# Records supplied start

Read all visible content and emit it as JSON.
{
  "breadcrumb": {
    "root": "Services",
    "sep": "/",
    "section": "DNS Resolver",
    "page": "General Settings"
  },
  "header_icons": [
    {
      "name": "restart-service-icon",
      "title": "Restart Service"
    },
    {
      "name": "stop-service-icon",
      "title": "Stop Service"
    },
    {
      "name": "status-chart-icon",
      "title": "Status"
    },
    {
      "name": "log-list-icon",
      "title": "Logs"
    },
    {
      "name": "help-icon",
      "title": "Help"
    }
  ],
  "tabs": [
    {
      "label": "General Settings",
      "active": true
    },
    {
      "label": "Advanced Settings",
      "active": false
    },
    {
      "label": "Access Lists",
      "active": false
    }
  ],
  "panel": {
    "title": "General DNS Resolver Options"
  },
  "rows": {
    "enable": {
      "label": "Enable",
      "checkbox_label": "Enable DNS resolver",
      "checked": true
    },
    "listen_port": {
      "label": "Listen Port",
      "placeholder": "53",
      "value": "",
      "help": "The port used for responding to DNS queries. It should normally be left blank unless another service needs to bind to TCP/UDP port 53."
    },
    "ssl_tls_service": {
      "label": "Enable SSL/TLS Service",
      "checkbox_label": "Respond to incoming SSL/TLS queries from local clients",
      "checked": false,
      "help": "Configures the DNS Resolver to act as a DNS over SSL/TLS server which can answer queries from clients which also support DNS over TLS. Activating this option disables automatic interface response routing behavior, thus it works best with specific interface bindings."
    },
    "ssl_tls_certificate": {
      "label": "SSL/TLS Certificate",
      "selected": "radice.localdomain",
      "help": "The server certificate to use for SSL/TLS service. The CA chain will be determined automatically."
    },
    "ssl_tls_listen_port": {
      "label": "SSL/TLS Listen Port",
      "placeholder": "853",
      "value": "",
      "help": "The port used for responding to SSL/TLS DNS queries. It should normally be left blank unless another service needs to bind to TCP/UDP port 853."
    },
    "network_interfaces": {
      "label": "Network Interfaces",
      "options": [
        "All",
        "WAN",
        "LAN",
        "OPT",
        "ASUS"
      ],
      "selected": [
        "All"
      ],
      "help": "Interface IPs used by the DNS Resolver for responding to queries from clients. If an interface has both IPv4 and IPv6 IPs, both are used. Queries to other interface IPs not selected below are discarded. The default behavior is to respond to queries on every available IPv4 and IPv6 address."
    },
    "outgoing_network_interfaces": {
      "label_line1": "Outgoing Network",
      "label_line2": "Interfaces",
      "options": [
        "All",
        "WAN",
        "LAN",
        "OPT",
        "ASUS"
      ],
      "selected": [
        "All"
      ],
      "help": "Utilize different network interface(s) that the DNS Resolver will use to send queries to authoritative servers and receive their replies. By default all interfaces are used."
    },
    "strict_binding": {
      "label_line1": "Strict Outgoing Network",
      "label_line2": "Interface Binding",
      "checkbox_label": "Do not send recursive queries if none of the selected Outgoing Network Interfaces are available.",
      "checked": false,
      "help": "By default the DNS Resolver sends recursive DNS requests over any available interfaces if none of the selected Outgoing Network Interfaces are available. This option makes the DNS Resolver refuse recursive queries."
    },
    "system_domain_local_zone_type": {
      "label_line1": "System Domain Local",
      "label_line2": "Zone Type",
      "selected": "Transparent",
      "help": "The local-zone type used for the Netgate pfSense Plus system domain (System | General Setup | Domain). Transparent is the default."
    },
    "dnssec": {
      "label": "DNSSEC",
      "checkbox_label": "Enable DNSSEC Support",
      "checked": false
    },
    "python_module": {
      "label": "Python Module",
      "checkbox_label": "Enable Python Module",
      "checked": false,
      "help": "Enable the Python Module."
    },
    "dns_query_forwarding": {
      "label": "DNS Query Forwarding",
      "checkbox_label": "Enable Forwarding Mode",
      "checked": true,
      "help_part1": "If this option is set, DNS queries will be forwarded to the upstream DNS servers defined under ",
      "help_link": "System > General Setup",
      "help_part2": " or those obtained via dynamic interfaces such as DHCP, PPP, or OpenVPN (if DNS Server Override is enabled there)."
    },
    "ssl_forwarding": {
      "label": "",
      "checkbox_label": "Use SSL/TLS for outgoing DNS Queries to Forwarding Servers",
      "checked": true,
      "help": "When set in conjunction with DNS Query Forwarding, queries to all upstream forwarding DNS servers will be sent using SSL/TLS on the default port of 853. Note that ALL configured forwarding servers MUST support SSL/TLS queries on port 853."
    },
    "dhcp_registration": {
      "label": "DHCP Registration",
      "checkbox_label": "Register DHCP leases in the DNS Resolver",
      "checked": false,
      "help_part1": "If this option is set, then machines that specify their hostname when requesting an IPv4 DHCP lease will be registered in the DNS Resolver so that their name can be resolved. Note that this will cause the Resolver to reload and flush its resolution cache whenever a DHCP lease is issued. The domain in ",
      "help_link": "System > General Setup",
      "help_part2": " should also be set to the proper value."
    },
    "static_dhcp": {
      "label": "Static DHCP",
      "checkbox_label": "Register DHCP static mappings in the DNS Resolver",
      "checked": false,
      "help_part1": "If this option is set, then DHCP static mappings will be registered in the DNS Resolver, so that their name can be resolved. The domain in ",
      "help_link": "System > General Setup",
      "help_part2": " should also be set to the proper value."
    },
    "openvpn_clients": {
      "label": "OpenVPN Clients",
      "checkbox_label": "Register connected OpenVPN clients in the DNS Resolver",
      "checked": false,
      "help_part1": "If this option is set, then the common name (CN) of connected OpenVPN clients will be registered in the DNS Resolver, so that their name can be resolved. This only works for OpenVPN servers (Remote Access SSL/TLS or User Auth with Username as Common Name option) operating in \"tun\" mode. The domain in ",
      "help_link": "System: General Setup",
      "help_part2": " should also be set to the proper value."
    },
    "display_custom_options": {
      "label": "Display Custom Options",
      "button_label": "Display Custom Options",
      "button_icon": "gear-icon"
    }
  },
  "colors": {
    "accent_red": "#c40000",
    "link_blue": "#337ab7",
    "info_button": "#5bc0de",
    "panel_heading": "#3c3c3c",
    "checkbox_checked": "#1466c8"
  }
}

# Records supplied end

Make an exact copy of the listing, including every line.

Read all visible content and emit it as JSON.
{
  "breadcrumb": {
    "root": "Services",
    "sep": "/",
    "section": "DNS Resolver",
    "page": "General Settings"
  },
  "header_icons": [
    {
      "name": "restart-service-icon",
      "title": "Restart Service"
    },
    {
      "name": "stop-service-icon",
      "title": "Stop Service"
    },
    {
      "name": "status-chart-icon",
      "title": "Status"
    },
    {
      "name": "log-list-icon",
      "title": "Logs"
    },
    {
      "name": "help-icon",
      "title": "Help"
    }
  ],
  "tabs": [
    {
      "label": "General Settings",
      "active": true
    },
    {
      "label": "Advanced Settings",
      "active": false
    },
    {
      "label": "Access Lists",
      "active": false
    }
  ],
  "panel": {
    "title": "General DNS Resolver Options"
  },
  "rows": {
    "enable": {
      "label": "Enable",
      "checkbox_label": "Enable DNS resolver",
      "checked": true
    },
    "listen_port": {
      "label": "Listen Port",
      "placeholder": "53",
      "value": "",
      "help": "The port used for responding to DNS queries. It should normally be left blank unless another service needs to bind to TCP/UDP port 53."
    },
    "ssl_tls_service": {
      "label": "Enable SSL/TLS Service",
      "checkbox_label": "Respond to incoming SSL/TLS queries from local clients",
      "checked": false,
      "help": "Configures the DNS Resolver to act as a DNS over SSL/TLS server which can answer queries from clients which also support DNS over TLS. Activating this option disables automatic interface response routing behavior, thus it works best with specific interface bindings."
    },
    "ssl_tls_certificate": {
      "label": "SSL/TLS Certificate",
      "selected": "radice.localdomain",
      "help": "The server certificate to use for SSL/TLS service. The CA chain will be determined automatically."
    },
    "ssl_tls_listen_port": {
      "label": "SSL/TLS Listen Port",
      "placeholder": "853",
      "value": "",
      "help": "The port used for responding to SSL/TLS DNS queries. It should normally be left blank unless another service needs to bind to TCP/UDP port 853."
    },
    "network_interfaces": {
      "label": "Network Interfaces",
      "options": [
        "All",
        "WAN",
        "LAN",
        "OPT",
        "ASUS"
      ],
      "selected": [
        "All"
      ],
      "help": "Interface IPs used by the DNS Resolver for responding to queries from clients. If an interface has both IPv4 and IPv6 IPs, both are used. Queries to other interface IPs not selected below are discarded. The default behavior is to respond to queries on every available IPv4 and IPv6 address."
    },
    "outgoing_network_interfaces": {
      "label_line1": "Outgoing Network",
      "label_line2": "Interfaces",
      "options": [
        "All",
        "WAN",
        "LAN",
        "OPT",
        "ASUS"
      ],
      "selected": [
        "All"
      ],
      "help": "Utilize different network interface(s) that the DNS Resolver will use to send queries to authoritative servers and receive their replies. By default all interfaces are used."
    },
    "strict_binding": {
      "label_line1": "Strict Outgoing Network",
      "label_line2": "Interface Binding",
      "checkbox_label": "Do not send recursive queries if none of the selected Outgoing Network Interfaces are available.",
      "checked": false,
      "help": "By default the DNS Resolver sends recursive DNS requests over any available interfaces if none of the selected Outgoing Network Interfaces are available. This option makes the DNS Resolver refuse recursive queries."
    },
    "system_domain_local_zone_type": {
      "label_line1": "System Domain Local",
      "label_line2": "Zone Type",
      "selected": "Transparent",
      "help": "The local-zone type used for the Netgate pfSense Plus system domain (System | General Setup | Domain). Transparent is the default."
    },
    "dnssec": {
      "label": "DNSSEC",
      "checkbox_label": "Enable DNSSEC Support",
      "checked": false
    },
    "python_module": {
      "label": "Python Module",
      "checkbox_label": "Enable Python Module",
      "checked": false,
      "help": "Enable the Python Module."
    },
    "dns_query_forwarding": {
      "label": "DNS Query Forwarding",
      "checkbox_label": "Enable Forwarding Mode",
      "checked": true,
      "help_part1": "If this option is set, DNS queries will be forwarded to the upstream DNS servers defined under ",
      "help_link": "System > General Setup",
      "help_part2": " or those obtained via dynamic interfaces such as DHCP, PPP, or OpenVPN (if DNS Server Override is enabled there)."
    },
    "ssl_forwarding": {
      "label": "",
      "checkbox_label": "Use SSL/TLS for outgoing DNS Queries to Forwarding Servers",
      "checked": true,
      "help": "When set in conjunction with DNS Query Forwarding, queries to all upstream forwarding DNS servers will be sent using SSL/TLS on the default port of 853. Note that ALL configured forwarding servers MUST support SSL/TLS queries on port 853."
    },
    "dhcp_registration": {
      "label": "DHCP Registration",
      "checkbox_label": "Register DHCP leases in the DNS Resolver",
      "checked": false,
      "help_part1": "If this option is set, then machines that specify their hostname when requesting an IPv4 DHCP lease will be registered in the DNS Resolver so that their name can be resolved. Note that this will cause the Resolver to reload and flush its resolution cache whenever a DHCP lease is issued. The domain in ",
      "help_link": "System > General Setup",
      "help_part2": " should also be set to the proper value."
    },
    "static_dhcp": {
      "label": "Static DHCP",
      "checkbox_label": "Register DHCP static mappings in the DNS Resolver",
      "checked": false,
      "help_part1": "If this option is set, then DHCP static mappings will be registered in the DNS Resolver, so that their name can be resolved. The domain in ",
      "help_link": "System > General Setup",
      "help_part2": " should also be set to the proper value."
    },
    "openvpn_clients": {
      "label": "OpenVPN Clients",
      "checkbox_label": "Register connected OpenVPN clients in the DNS Resolver",
      "checked": false,
      "help_part1": "If this option is set, then the common name (CN) of connected OpenVPN clients will be registered in the DNS Resolver, so that their name can be resolved. This only works for OpenVPN servers (Remote Access SSL/TLS or User Auth with Username as Common Name option) operating in \"tun\" mode. The domain in ",
      "help_link": "System: General Setup",
      "help_part2": " should also be set to the proper value."
    },
    "display_custom_options": {
      "label": "Display Custom Options",
      "button_label": "Display Custom Options",
      "button_icon": "gear-icon"
    }
  },
  "colors": {
    "accent_red": "#c40000",
    "link_blue": "#337ab7",
    "info_button": "#5bc0de",
    "panel_heading": "#3c3c3c",
    "checkbox_checked": "#1466c8"
  }
}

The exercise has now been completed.